**Instructions to follow**
Tally each line where the word "ylabel" occurs, then give only the total.

--- Information supplied ---

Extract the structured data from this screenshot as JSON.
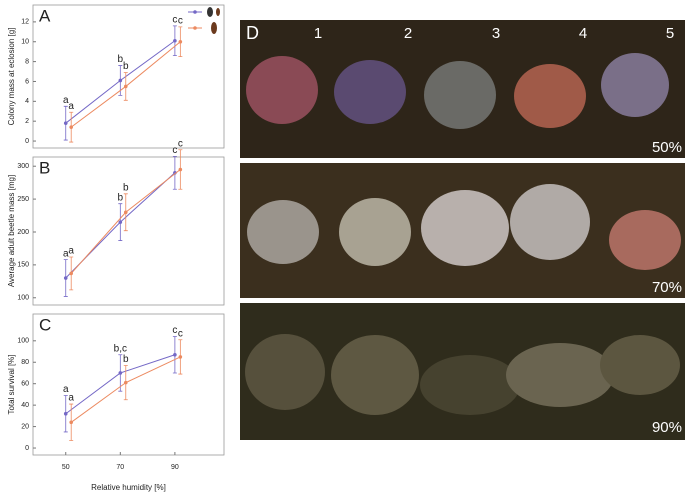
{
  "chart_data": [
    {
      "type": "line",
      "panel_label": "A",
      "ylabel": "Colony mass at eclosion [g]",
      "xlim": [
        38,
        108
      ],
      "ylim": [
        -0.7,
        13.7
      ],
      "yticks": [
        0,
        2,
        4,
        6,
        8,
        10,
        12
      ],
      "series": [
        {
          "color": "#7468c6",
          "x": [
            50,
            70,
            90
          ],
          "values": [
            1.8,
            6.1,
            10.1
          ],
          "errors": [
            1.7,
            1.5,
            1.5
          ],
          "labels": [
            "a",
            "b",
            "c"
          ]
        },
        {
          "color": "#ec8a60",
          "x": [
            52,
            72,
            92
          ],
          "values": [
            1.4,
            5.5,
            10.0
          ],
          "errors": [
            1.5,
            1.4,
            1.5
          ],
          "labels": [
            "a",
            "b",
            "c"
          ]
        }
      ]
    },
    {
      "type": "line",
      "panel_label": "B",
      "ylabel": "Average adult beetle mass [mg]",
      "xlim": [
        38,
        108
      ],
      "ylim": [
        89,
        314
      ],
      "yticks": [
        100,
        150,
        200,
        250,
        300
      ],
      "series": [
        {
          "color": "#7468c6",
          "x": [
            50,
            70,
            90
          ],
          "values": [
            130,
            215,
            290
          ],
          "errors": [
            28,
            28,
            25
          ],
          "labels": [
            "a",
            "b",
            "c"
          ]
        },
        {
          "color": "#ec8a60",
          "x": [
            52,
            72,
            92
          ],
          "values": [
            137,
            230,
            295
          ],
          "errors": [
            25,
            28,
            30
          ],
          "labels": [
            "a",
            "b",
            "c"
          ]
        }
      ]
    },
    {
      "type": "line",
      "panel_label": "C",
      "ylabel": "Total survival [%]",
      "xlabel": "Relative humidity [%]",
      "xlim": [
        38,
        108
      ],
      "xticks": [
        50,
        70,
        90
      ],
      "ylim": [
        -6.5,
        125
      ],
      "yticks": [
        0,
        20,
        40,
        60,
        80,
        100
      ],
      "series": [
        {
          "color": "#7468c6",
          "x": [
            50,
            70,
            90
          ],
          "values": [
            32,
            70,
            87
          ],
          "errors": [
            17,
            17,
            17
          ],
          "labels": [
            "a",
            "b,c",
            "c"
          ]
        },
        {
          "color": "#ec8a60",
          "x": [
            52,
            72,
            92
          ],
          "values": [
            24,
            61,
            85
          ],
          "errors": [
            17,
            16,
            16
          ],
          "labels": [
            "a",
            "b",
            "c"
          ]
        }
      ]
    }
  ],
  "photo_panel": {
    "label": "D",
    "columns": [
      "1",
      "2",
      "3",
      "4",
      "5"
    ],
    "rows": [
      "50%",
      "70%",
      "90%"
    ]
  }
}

---
--- Information supplied ---

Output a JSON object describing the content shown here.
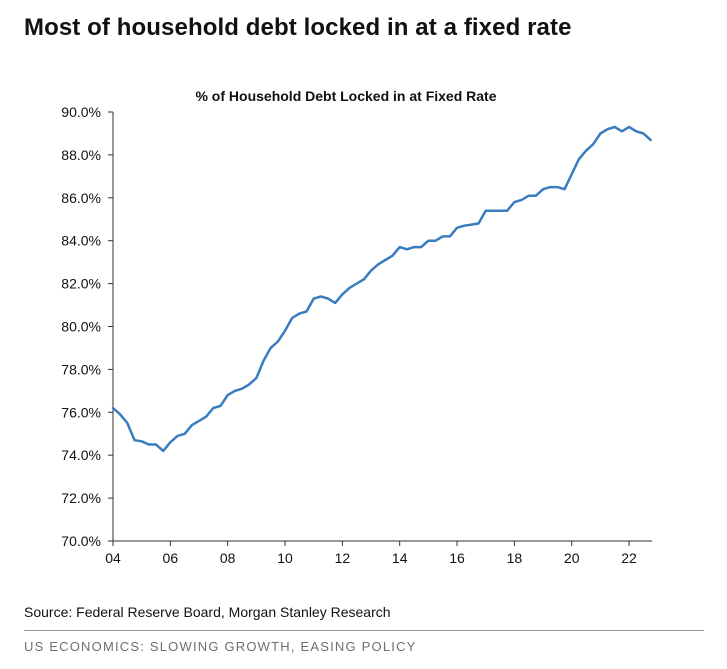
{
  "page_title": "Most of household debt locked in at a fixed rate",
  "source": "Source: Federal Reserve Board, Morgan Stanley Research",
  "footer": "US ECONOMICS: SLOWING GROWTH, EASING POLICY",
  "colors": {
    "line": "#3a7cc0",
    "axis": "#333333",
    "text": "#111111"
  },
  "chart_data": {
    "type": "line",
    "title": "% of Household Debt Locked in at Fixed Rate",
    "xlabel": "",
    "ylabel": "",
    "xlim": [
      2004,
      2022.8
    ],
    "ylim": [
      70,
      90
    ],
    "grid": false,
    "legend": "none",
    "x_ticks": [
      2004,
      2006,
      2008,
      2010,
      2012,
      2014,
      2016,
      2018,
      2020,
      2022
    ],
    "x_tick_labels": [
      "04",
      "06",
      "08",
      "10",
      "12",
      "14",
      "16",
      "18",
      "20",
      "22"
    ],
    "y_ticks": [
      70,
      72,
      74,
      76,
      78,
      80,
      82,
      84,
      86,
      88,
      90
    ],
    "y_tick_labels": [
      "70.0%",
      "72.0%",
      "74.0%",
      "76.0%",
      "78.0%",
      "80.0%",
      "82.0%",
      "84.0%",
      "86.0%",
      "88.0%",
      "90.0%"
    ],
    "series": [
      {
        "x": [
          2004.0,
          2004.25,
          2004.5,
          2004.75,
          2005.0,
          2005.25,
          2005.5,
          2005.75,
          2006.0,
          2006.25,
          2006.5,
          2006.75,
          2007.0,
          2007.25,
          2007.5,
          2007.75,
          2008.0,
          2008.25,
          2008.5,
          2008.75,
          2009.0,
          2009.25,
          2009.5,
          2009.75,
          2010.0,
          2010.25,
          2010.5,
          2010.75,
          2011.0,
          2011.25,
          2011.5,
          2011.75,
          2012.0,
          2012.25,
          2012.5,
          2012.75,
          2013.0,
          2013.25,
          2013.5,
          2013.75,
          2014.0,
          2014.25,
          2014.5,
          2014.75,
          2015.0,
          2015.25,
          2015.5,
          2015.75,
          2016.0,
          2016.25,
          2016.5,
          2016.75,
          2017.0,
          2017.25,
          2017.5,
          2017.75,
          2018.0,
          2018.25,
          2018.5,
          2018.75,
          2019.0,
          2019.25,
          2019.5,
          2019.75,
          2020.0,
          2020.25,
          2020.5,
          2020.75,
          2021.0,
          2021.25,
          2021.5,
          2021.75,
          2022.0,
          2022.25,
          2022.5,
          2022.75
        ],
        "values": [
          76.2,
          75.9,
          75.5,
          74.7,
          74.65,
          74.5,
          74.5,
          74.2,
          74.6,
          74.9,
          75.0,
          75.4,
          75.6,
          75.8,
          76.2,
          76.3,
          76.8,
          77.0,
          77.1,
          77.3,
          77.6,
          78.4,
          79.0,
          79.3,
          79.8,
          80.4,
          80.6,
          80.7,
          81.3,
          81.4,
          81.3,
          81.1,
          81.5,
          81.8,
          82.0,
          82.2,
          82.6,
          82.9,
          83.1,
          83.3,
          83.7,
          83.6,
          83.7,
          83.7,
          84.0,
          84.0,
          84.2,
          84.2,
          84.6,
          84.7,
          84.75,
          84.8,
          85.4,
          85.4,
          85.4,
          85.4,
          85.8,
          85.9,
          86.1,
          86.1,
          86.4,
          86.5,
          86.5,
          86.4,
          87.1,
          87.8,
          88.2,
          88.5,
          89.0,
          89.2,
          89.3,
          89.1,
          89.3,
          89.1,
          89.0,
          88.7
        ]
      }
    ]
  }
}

---

**In response**
4